# Exercise requirements:
Please write out the material below exactly as given.

[START]

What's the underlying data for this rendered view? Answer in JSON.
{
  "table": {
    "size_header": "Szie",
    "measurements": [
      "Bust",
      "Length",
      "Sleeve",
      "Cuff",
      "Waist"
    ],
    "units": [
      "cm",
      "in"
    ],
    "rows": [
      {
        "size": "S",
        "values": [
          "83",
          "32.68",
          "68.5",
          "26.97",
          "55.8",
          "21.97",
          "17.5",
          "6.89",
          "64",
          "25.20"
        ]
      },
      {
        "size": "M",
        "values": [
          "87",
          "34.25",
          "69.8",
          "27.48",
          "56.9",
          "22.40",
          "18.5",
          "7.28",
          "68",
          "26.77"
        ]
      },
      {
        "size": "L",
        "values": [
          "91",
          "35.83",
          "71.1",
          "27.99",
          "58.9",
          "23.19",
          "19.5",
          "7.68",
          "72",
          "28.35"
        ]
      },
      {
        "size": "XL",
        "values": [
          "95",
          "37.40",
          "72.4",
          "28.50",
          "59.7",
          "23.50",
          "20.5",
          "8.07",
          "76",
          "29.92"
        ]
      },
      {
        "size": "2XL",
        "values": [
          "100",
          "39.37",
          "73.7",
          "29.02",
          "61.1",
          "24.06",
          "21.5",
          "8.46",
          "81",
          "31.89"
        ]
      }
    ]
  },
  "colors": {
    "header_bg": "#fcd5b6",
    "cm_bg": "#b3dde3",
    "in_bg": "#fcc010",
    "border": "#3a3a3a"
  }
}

[END]

# Result of the task:
What's the underlying data for this rendered view? Answer in JSON.
{
  "table": {
    "size_header": "Szie",
    "measurements": [
      "Bust",
      "Length",
      "Sleeve",
      "Cuff",
      "Waist"
    ],
    "units": [
      "cm",
      "in"
    ],
    "rows": [
      {
        "size": "S",
        "values": [
          "83",
          "32.68",
          "68.5",
          "26.97",
          "55.8",
          "21.97",
          "17.5",
          "6.89",
          "64",
          "25.20"
        ]
      },
      {
        "size": "M",
        "values": [
          "87",
          "34.25",
          "69.8",
          "27.48",
          "56.9",
          "22.40",
          "18.5",
          "7.28",
          "68",
          "26.77"
        ]
      },
      {
        "size": "L",
        "values": [
          "91",
          "35.83",
          "71.1",
          "27.99",
          "58.9",
          "23.19",
          "19.5",
          "7.68",
          "72",
          "28.35"
        ]
      },
      {
        "size": "XL",
        "values": [
          "95",
          "37.40",
          "72.4",
          "28.50",
          "59.7",
          "23.50",
          "20.5",
          "8.07",
          "76",
          "29.92"
        ]
      },
      {
        "size": "2XL",
        "values": [
          "100",
          "39.37",
          "73.7",
          "29.02",
          "61.1",
          "24.06",
          "21.5",
          "8.46",
          "81",
          "31.89"
        ]
      }
    ]
  },
  "colors": {
    "header_bg": "#fcd5b6",
    "cm_bg": "#b3dde3",
    "in_bg": "#fcc010",
    "border": "#3a3a3a"
  }
}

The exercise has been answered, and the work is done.